• _Task input_:
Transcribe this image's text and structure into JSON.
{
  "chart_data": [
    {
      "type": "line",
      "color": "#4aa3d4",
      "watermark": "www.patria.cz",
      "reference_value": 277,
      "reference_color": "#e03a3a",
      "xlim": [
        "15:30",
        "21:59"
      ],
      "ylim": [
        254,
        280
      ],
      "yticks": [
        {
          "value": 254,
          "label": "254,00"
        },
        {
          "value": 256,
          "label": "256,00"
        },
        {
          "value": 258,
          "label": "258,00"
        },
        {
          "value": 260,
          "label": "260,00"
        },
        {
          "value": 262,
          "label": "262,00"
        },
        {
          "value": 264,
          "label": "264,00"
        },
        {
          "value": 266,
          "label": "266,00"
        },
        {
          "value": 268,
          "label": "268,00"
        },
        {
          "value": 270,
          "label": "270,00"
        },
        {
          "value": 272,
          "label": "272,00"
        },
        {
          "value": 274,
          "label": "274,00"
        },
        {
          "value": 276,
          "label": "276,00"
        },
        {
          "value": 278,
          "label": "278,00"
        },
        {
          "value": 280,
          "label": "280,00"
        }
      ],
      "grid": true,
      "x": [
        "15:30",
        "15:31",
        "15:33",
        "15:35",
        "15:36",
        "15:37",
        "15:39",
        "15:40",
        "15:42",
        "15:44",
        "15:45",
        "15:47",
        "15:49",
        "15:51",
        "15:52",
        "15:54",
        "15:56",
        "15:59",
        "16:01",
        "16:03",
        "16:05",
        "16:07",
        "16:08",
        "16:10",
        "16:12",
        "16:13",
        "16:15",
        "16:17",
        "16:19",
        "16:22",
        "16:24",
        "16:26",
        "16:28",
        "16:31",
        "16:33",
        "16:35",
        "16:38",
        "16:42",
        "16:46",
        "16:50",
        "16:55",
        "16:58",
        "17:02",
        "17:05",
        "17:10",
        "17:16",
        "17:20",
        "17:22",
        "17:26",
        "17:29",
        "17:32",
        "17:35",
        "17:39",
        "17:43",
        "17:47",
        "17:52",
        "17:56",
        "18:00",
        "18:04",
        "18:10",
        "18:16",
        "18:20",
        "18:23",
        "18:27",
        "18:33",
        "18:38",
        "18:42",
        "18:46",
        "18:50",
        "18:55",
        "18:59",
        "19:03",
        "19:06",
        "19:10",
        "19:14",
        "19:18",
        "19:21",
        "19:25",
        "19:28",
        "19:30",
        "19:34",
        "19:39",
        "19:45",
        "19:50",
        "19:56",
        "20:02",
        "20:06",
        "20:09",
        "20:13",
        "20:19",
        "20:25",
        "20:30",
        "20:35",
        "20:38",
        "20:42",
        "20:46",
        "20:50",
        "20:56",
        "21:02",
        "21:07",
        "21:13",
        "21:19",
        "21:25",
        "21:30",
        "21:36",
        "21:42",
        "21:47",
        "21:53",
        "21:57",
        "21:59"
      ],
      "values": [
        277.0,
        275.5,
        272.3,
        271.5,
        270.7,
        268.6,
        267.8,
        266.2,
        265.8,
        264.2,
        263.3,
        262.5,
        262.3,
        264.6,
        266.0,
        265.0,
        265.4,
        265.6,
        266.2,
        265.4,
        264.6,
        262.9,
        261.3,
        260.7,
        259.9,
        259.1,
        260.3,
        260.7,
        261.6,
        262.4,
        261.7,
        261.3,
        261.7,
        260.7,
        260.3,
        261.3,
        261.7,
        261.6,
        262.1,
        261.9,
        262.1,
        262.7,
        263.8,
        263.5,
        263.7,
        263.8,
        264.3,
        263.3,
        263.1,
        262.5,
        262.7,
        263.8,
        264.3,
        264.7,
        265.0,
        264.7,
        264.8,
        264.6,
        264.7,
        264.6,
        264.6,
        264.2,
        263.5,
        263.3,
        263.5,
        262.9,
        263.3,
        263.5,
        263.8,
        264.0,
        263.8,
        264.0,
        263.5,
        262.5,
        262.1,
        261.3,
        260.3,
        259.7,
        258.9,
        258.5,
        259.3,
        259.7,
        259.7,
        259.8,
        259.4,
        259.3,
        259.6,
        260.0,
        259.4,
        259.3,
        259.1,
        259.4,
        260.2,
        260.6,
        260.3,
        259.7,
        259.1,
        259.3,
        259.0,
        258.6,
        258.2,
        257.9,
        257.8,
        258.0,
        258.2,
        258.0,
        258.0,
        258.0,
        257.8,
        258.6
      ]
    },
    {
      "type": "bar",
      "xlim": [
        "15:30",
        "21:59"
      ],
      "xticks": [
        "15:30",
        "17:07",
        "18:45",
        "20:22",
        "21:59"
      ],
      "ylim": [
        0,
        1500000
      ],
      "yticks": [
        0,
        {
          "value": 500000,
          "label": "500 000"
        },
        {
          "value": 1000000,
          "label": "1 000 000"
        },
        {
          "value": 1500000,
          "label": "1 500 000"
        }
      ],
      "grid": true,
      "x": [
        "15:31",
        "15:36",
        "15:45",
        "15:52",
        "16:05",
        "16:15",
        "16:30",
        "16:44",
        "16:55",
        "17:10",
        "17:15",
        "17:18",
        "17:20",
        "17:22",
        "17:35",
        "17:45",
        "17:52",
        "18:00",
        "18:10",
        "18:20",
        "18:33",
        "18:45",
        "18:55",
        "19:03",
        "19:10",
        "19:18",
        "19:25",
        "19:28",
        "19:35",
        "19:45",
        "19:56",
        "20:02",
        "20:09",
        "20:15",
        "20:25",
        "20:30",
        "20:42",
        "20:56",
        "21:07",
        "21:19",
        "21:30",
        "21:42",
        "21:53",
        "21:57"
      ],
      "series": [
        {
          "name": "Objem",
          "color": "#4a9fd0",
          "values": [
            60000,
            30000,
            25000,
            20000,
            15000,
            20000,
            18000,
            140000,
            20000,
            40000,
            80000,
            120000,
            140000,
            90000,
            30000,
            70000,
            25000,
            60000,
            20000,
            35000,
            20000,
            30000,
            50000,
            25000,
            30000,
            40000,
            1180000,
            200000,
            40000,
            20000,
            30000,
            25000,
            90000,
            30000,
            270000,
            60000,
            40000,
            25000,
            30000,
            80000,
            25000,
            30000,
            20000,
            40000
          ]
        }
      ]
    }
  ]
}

• _Problem to solve_: Output all preceding records character for character.

• _The answer_:
Transcribe this image's text and structure into JSON.
{
  "chart_data": [
    {
      "type": "line",
      "color": "#4aa3d4",
      "watermark": "www.patria.cz",
      "reference_value": 277,
      "reference_color": "#e03a3a",
      "xlim": [
        "15:30",
        "21:59"
      ],
      "ylim": [
        254,
        280
      ],
      "yticks": [
        {
          "value": 254,
          "label": "254,00"
        },
        {
          "value": 256,
          "label": "256,00"
        },
        {
          "value": 258,
          "label": "258,00"
        },
        {
          "value": 260,
          "label": "260,00"
        },
        {
          "value": 262,
          "label": "262,00"
        },
        {
          "value": 264,
          "label": "264,00"
        },
        {
          "value": 266,
          "label": "266,00"
        },
        {
          "value": 268,
          "label": "268,00"
        },
        {
          "value": 270,
          "label": "270,00"
        },
        {
          "value": 272,
          "label": "272,00"
        },
        {
          "value": 274,
          "label": "274,00"
        },
        {
          "value": 276,
          "label": "276,00"
        },
        {
          "value": 278,
          "label": "278,00"
        },
        {
          "value": 280,
          "label": "280,00"
        }
      ],
      "grid": true,
      "x": [
        "15:30",
        "15:31",
        "15:33",
        "15:35",
        "15:36",
        "15:37",
        "15:39",
        "15:40",
        "15:42",
        "15:44",
        "15:45",
        "15:47",
        "15:49",
        "15:51",
        "15:52",
        "15:54",
        "15:56",
        "15:59",
        "16:01",
        "16:03",
        "16:05",
        "16:07",
        "16:08",
        "16:10",
        "16:12",
        "16:13",
        "16:15",
        "16:17",
        "16:19",
        "16:22",
        "16:24",
        "16:26",
        "16:28",
        "16:31",
        "16:33",
        "16:35",
        "16:38",
        "16:42",
        "16:46",
        "16:50",
        "16:55",
        "16:58",
        "17:02",
        "17:05",
        "17:10",
        "17:16",
        "17:20",
        "17:22",
        "17:26",
        "17:29",
        "17:32",
        "17:35",
        "17:39",
        "17:43",
        "17:47",
        "17:52",
        "17:56",
        "18:00",
        "18:04",
        "18:10",
        "18:16",
        "18:20",
        "18:23",
        "18:27",
        "18:33",
        "18:38",
        "18:42",
        "18:46",
        "18:50",
        "18:55",
        "18:59",
        "19:03",
        "19:06",
        "19:10",
        "19:14",
        "19:18",
        "19:21",
        "19:25",
        "19:28",
        "19:30",
        "19:34",
        "19:39",
        "19:45",
        "19:50",
        "19:56",
        "20:02",
        "20:06",
        "20:09",
        "20:13",
        "20:19",
        "20:25",
        "20:30",
        "20:35",
        "20:38",
        "20:42",
        "20:46",
        "20:50",
        "20:56",
        "21:02",
        "21:07",
        "21:13",
        "21:19",
        "21:25",
        "21:30",
        "21:36",
        "21:42",
        "21:47",
        "21:53",
        "21:57",
        "21:59"
      ],
      "values": [
        277.0,
        275.5,
        272.3,
        271.5,
        270.7,
        268.6,
        267.8,
        266.2,
        265.8,
        264.2,
        263.3,
        262.5,
        262.3,
        264.6,
        266.0,
        265.0,
        265.4,
        265.6,
        266.2,
        265.4,
        264.6,
        262.9,
        261.3,
        260.7,
        259.9,
        259.1,
        260.3,
        260.7,
        261.6,
        262.4,
        261.7,
        261.3,
        261.7,
        260.7,
        260.3,
        261.3,
        261.7,
        261.6,
        262.1,
        261.9,
        262.1,
        262.7,
        263.8,
        263.5,
        263.7,
        263.8,
        264.3,
        263.3,
        263.1,
        262.5,
        262.7,
        263.8,
        264.3,
        264.7,
        265.0,
        264.7,
        264.8,
        264.6,
        264.7,
        264.6,
        264.6,
        264.2,
        263.5,
        263.3,
        263.5,
        262.9,
        263.3,
        263.5,
        263.8,
        264.0,
        263.8,
        264.0,
        263.5,
        262.5,
        262.1,
        261.3,
        260.3,
        259.7,
        258.9,
        258.5,
        259.3,
        259.7,
        259.7,
        259.8,
        259.4,
        259.3,
        259.6,
        260.0,
        259.4,
        259.3,
        259.1,
        259.4,
        260.2,
        260.6,
        260.3,
        259.7,
        259.1,
        259.3,
        259.0,
        258.6,
        258.2,
        257.9,
        257.8,
        258.0,
        258.2,
        258.0,
        258.0,
        258.0,
        257.8,
        258.6
      ]
    },
    {
      "type": "bar",
      "xlim": [
        "15:30",
        "21:59"
      ],
      "xticks": [
        "15:30",
        "17:07",
        "18:45",
        "20:22",
        "21:59"
      ],
      "ylim": [
        0,
        1500000
      ],
      "yticks": [
        0,
        {
          "value": 500000,
          "label": "500 000"
        },
        {
          "value": 1000000,
          "label": "1 000 000"
        },
        {
          "value": 1500000,
          "label": "1 500 000"
        }
      ],
      "grid": true,
      "x": [
        "15:31",
        "15:36",
        "15:45",
        "15:52",
        "16:05",
        "16:15",
        "16:30",
        "16:44",
        "16:55",
        "17:10",
        "17:15",
        "17:18",
        "17:20",
        "17:22",
        "17:35",
        "17:45",
        "17:52",
        "18:00",
        "18:10",
        "18:20",
        "18:33",
        "18:45",
        "18:55",
        "19:03",
        "19:10",
        "19:18",
        "19:25",
        "19:28",
        "19:35",
        "19:45",
        "19:56",
        "20:02",
        "20:09",
        "20:15",
        "20:25",
        "20:30",
        "20:42",
        "20:56",
        "21:07",
        "21:19",
        "21:30",
        "21:42",
        "21:53",
        "21:57"
      ],
      "series": [
        {
          "name": "Objem",
          "color": "#4a9fd0",
          "values": [
            60000,
            30000,
            25000,
            20000,
            15000,
            20000,
            18000,
            140000,
            20000,
            40000,
            80000,
            120000,
            140000,
            90000,
            30000,
            70000,
            25000,
            60000,
            20000,
            35000,
            20000,
            30000,
            50000,
            25000,
            30000,
            40000,
            1180000,
            200000,
            40000,
            20000,
            30000,
            25000,
            90000,
            30000,
            270000,
            60000,
            40000,
            25000,
            30000,
            80000,
            25000,
            30000,
            20000,
            40000
          ]
        }
      ]
    }
  ]
}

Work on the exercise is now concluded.